■ **Given data**

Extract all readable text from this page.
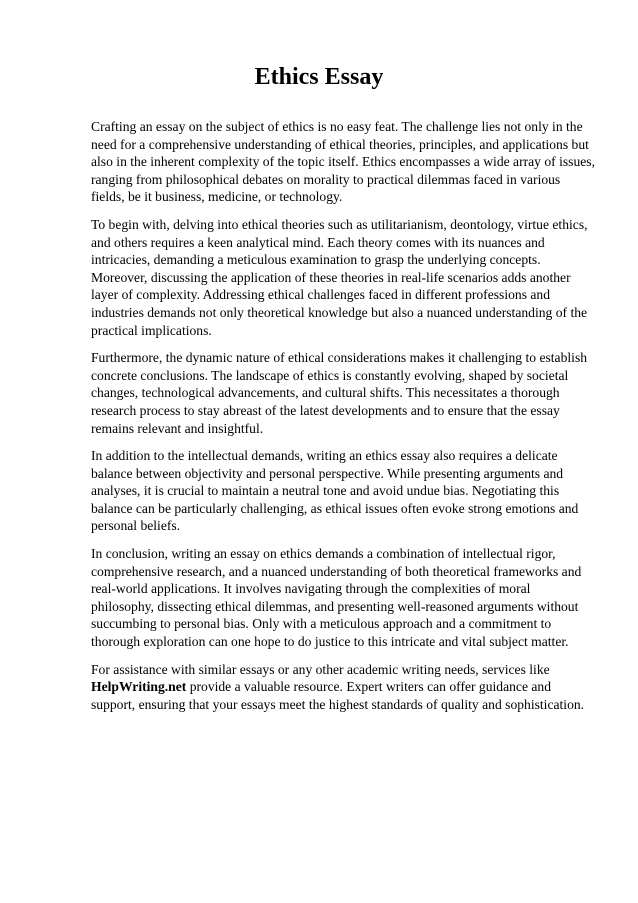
Ethics Essay

Crafting an essay on the subject of ethics is no easy feat. The challenge lies not only in the need for a comprehensive understanding of ethical theories, principles, and applications but also in the inherent complexity of the topic itself. Ethics encompasses a wide array of issues, ranging from philosophical debates on morality to practical dilemmas faced in various fields, be it business, medicine, or technology.

To begin with, delving into ethical theories such as utilitarianism, deontology, virtue ethics, and others requires a keen analytical mind. Each theory comes with its nuances and intricacies, demanding a meticulous examination to grasp the underlying concepts. Moreover, discussing the application of these theories in real-life scenarios adds another layer of complexity. Addressing ethical challenges faced in different professions and industries demands not only theoretical knowledge but also a nuanced understanding of the practical implications.

Furthermore, the dynamic nature of ethical considerations makes it challenging to establish concrete conclusions. The landscape of ethics is constantly evolving, shaped by societal changes, technological advancements, and cultural shifts. This necessitates a thorough research process to stay abreast of the latest developments and to ensure that the essay remains relevant and insightful.

In addition to the intellectual demands, writing an ethics essay also requires a delicate balance between objectivity and personal perspective. While presenting arguments and analyses, it is crucial to maintain a neutral tone and avoid undue bias. Negotiating this balance can be particularly challenging, as ethical issues often evoke strong emotions and personal beliefs.

In conclusion, writing an essay on ethics demands a combination of intellectual rigor, comprehensive research, and a nuanced understanding of both theoretical frameworks and real-world applications. It involves navigating through the complexities of moral philosophy, dissecting ethical dilemmas, and presenting well-reasoned arguments without succumbing to personal bias. Only with a meticulous approach and a commitment to thorough exploration can one hope to do justice to this intricate and vital subject matter.

For assistance with similar essays or any other academic writing needs, services like HelpWriting.net provide a valuable resource. Expert writers can offer guidance and support, ensuring that your essays meet the highest standards of quality and sophistication.
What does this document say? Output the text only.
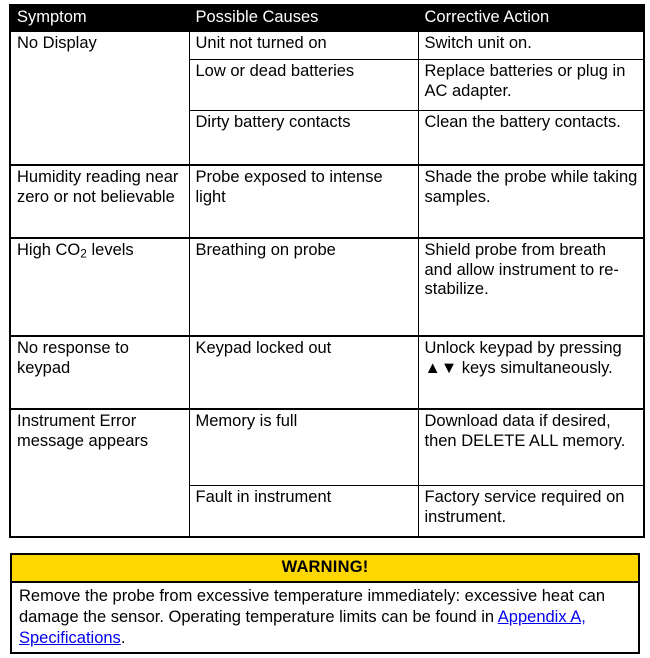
Symptom	Possible Causes	Corrective Action

No Display	Unit not turned on	Switch unit on.
	Low or dead batteries	Replace batteries or plug in AC adapter.
	Dirty battery contacts	Clean the battery contacts.
Humidity reading near zero or not believable	Probe exposed to intense light	Shade the probe while taking samples.
High $CO_2$ levels	Breathing on probe	Shield probe from breath and allow instrument to re-stabilize.
No response to keypad	Keypad locked out	Unlock keypad by pressing ▲▼ keys simultaneously.
Instrument Error message appears	Memory is full	Download data if desired, then DELETE ALL memory.
	Fault in instrument	Factory service required on instrument.
WARNING!
Remove the probe from excessive temperature immediately: excessive heat can damage the sensor. Operating temperature limits can be found in Appendix A, Specifications.
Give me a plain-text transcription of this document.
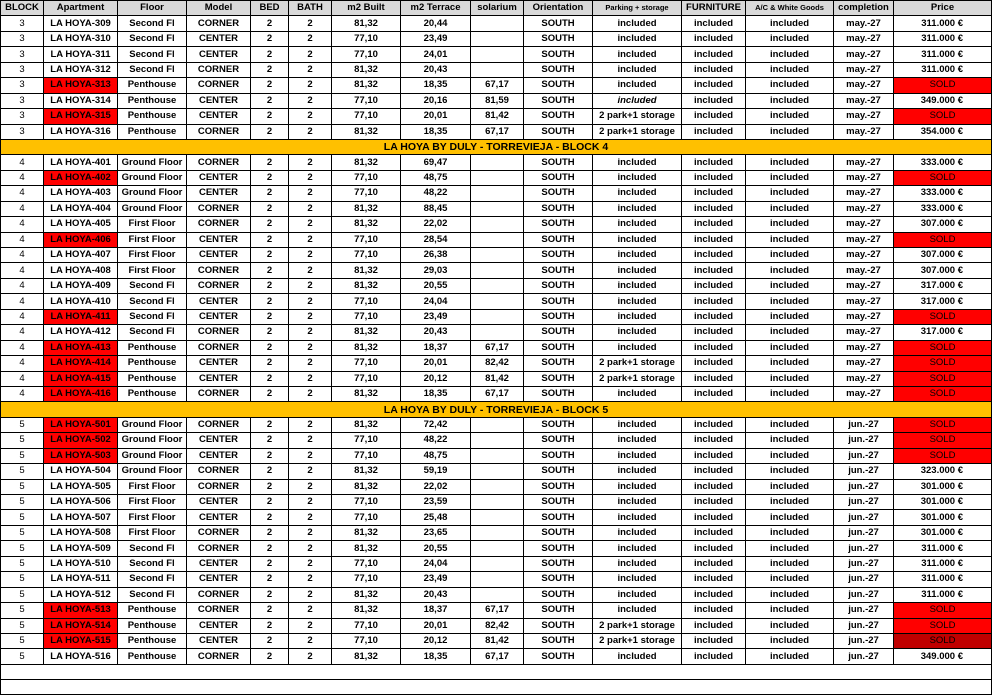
BLOCK	Apartment	Floor	Model	BED	BATH	m2 Built	m2 Terrace	solarium	Orientation	Parking + storage	FURNITURE	A/C & White Goods	completion	Price
3	LA HOYA-309	Second Fl	CORNER	2	2	81,32	20,44		SOUTH	included	included	included	may.-27	311.000 €
3	LA HOYA-310	Second Fl	CENTER	2	2	77,10	23,49		SOUTH	included	included	included	may.-27	311.000 €
3	LA HOYA-311	Second Fl	CENTER	2	2	77,10	24,01		SOUTH	included	included	included	may.-27	311.000 €
3	LA HOYA-312	Second Fl	CORNER	2	2	81,32	20,43		SOUTH	included	included	included	may.-27	311.000 €
3	LA HOYA-313	Penthouse	CORNER	2	2	81,32	18,35	67,17	SOUTH	included	included	included	may.-27	SOLD
3	LA HOYA-314	Penthouse	CENTER	2	2	77,10	20,16	81,59	SOUTH	included	included	included	may.-27	349.000 €
3	LA HOYA-315	Penthouse	CENTER	2	2	77,10	20,01	81,42	SOUTH	2 park+1 storage	included	included	may.-27	SOLD
3	LA HOYA-316	Penthouse	CORNER	2	2	81,32	18,35	67,17	SOUTH	2 park+1 storage	included	included	may.-27	354.000 €
LA HOYA BY DULY - TORREVIEJA - BLOCK 4														
4	LA HOYA-401	Ground Floor	CORNER	2	2	81,32	69,47		SOUTH	included	included	included	may.-27	333.000 €
4	LA HOYA-402	Ground Floor	CENTER	2	2	77,10	48,75		SOUTH	included	included	included	may.-27	SOLD
4	LA HOYA-403	Ground Floor	CENTER	2	2	77,10	48,22		SOUTH	included	included	included	may.-27	333.000 €
4	LA HOYA-404	Ground Floor	CORNER	2	2	81,32	88,45		SOUTH	included	included	included	may.-27	333.000 €
4	LA HOYA-405	First Floor	CORNER	2	2	81,32	22,02		SOUTH	included	included	included	may.-27	307.000 €
4	LA HOYA-406	First Floor	CENTER	2	2	77,10	28,54		SOUTH	included	included	included	may.-27	SOLD
4	LA HOYA-407	First Floor	CENTER	2	2	77,10	26,38		SOUTH	included	included	included	may.-27	307.000 €
4	LA HOYA-408	First Floor	CORNER	2	2	81,32	29,03		SOUTH	included	included	included	may.-27	307.000 €
4	LA HOYA-409	Second Fl	CORNER	2	2	81,32	20,55		SOUTH	included	included	included	may.-27	317.000 €
4	LA HOYA-410	Second Fl	CENTER	2	2	77,10	24,04		SOUTH	included	included	included	may.-27	317.000 €
4	LA HOYA-411	Second Fl	CENTER	2	2	77,10	23,49		SOUTH	included	included	included	may.-27	SOLD
4	LA HOYA-412	Second Fl	CORNER	2	2	81,32	20,43		SOUTH	included	included	included	may.-27	317.000 €
4	LA HOYA-413	Penthouse	CORNER	2	2	81,32	18,37	67,17	SOUTH	included	included	included	may.-27	SOLD
4	LA HOYA-414	Penthouse	CENTER	2	2	77,10	20,01	82,42	SOUTH	2 park+1 storage	included	included	may.-27	SOLD
4	LA HOYA-415	Penthouse	CENTER	2	2	77,10	20,12	81,42	SOUTH	2 park+1 storage	included	included	may.-27	SOLD
4	LA HOYA-416	Penthouse	CORNER	2	2	81,32	18,35	67,17	SOUTH	included	included	included	may.-27	SOLD
LA HOYA BY DULY - TORREVIEJA - BLOCK 5														
5	LA HOYA-501	Ground Floor	CORNER	2	2	81,32	72,42		SOUTH	included	included	included	jun.-27	SOLD
5	LA HOYA-502	Ground Floor	CENTER	2	2	77,10	48,22		SOUTH	included	included	included	jun.-27	SOLD
5	LA HOYA-503	Ground Floor	CENTER	2	2	77,10	48,75		SOUTH	included	included	included	jun.-27	SOLD
5	LA HOYA-504	Ground Floor	CORNER	2	2	81,32	59,19		SOUTH	included	included	included	jun.-27	323.000 €
5	LA HOYA-505	First Floor	CORNER	2	2	81,32	22,02		SOUTH	included	included	included	jun.-27	301.000 €
5	LA HOYA-506	First Floor	CENTER	2	2	77,10	23,59		SOUTH	included	included	included	jun.-27	301.000 €
5	LA HOYA-507	First Floor	CENTER	2	2	77,10	25,48		SOUTH	included	included	included	jun.-27	301.000 €
5	LA HOYA-508	First Floor	CORNER	2	2	81,32	23,65		SOUTH	included	included	included	jun.-27	301.000 €
5	LA HOYA-509	Second Fl	CORNER	2	2	81,32	20,55		SOUTH	included	included	included	jun.-27	311.000 €
5	LA HOYA-510	Second Fl	CENTER	2	2	77,10	24,04		SOUTH	included	included	included	jun.-27	311.000 €
5	LA HOYA-511	Second Fl	CENTER	2	2	77,10	23,49		SOUTH	included	included	included	jun.-27	311.000 €
5	LA HOYA-512	Second Fl	CORNER	2	2	81,32	20,43		SOUTH	included	included	included	jun.-27	311.000 €
5	LA HOYA-513	Penthouse	CORNER	2	2	81,32	18,37	67,17	SOUTH	included	included	included	jun.-27	SOLD
5	LA HOYA-514	Penthouse	CENTER	2	2	77,10	20,01	82,42	SOUTH	2 park+1 storage	included	included	jun.-27	SOLD
5	LA HOYA-515	Penthouse	CENTER	2	2	77,10	20,12	81,42	SOUTH	2 park+1 storage	included	included	jun.-27	SOLD
5	LA HOYA-516	Penthouse	CORNER	2	2	81,32	18,35	67,17	SOUTH	included	included	included	jun.-27	349.000 €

■ **Short task**
Reply with nothing except the number of lines in the listing above that include the string "theories".

■ **Output below**
2